Required work
Find each line with the word "MAES" and state how many there are, nothing more.

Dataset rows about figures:
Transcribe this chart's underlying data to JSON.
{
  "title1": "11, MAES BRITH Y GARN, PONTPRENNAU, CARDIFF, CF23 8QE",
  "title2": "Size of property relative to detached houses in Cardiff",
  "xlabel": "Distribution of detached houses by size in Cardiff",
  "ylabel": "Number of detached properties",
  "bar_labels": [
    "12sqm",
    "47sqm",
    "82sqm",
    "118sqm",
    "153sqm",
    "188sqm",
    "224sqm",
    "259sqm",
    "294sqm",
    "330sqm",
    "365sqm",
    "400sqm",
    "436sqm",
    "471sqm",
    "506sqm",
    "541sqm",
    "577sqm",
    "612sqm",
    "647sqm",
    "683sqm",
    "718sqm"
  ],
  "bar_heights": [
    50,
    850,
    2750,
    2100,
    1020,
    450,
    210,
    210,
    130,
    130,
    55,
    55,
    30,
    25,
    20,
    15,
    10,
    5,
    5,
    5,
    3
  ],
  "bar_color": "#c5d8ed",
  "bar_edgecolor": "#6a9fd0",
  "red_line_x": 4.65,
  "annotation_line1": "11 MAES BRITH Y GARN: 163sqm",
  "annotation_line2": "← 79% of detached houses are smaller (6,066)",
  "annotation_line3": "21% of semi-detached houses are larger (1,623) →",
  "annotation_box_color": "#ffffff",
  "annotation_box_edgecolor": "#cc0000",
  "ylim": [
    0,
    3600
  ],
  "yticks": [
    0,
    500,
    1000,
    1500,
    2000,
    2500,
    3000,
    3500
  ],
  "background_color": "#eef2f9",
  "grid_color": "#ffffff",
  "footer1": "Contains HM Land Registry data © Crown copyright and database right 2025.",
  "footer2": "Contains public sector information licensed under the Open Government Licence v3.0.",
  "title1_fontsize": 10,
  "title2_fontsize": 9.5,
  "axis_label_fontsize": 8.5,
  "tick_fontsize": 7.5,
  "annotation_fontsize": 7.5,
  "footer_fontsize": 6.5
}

Solution to this exercise
2